**REQUIRED TASK:**
Filter the entries that follow, copying every line in which the word "About" appears.

**SUPPLIED MATERIAL:**
☆ ☆ ☆

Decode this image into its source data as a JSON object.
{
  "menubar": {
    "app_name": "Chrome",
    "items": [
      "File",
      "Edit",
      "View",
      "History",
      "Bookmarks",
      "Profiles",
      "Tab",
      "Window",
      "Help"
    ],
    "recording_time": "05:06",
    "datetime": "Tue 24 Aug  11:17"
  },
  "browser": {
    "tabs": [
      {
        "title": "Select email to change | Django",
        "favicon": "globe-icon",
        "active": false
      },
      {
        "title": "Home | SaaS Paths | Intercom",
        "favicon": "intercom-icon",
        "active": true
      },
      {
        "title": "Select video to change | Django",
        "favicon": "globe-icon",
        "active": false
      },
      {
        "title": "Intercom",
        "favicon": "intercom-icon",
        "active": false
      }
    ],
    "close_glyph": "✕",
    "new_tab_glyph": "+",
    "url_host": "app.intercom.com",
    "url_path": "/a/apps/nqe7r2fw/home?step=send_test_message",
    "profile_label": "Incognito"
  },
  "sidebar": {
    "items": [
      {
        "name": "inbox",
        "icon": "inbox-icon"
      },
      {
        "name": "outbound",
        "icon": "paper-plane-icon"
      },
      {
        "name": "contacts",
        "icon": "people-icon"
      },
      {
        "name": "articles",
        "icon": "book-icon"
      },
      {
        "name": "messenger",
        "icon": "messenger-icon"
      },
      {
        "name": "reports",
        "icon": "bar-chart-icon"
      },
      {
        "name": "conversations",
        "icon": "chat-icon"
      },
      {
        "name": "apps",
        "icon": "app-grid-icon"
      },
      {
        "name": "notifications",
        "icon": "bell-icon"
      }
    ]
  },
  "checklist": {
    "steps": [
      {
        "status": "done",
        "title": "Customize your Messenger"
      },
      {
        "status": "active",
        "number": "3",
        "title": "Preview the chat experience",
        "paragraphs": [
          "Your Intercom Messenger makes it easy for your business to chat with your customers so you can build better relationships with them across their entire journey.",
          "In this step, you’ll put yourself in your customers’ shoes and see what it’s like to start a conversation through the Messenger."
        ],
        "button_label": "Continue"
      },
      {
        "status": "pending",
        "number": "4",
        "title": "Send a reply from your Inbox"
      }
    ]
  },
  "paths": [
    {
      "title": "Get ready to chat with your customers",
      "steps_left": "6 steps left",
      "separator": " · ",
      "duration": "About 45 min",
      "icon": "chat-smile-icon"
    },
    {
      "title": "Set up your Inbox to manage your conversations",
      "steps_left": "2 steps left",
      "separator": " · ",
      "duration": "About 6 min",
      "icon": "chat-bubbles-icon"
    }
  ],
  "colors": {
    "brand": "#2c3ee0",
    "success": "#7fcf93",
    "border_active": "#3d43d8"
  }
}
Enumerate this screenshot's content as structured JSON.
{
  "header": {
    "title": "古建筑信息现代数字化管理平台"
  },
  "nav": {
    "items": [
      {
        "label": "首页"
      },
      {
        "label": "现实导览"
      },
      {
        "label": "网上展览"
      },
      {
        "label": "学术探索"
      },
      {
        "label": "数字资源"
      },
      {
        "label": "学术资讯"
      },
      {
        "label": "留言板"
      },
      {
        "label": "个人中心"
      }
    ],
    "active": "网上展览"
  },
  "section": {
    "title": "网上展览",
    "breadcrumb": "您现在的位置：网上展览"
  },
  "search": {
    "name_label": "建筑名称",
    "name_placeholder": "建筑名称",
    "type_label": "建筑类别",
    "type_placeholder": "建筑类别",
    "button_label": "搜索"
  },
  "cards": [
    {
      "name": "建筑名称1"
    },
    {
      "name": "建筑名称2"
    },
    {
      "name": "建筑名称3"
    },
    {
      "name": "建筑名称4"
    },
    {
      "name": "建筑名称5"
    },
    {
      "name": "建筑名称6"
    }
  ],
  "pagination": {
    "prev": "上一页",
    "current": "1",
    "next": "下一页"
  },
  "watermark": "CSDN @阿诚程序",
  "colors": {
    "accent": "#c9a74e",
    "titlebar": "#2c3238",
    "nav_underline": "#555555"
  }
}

☆ ☆ ☆

**SOLUTION:**
      "duration": "About 45 min",
      "duration": "About 6 min",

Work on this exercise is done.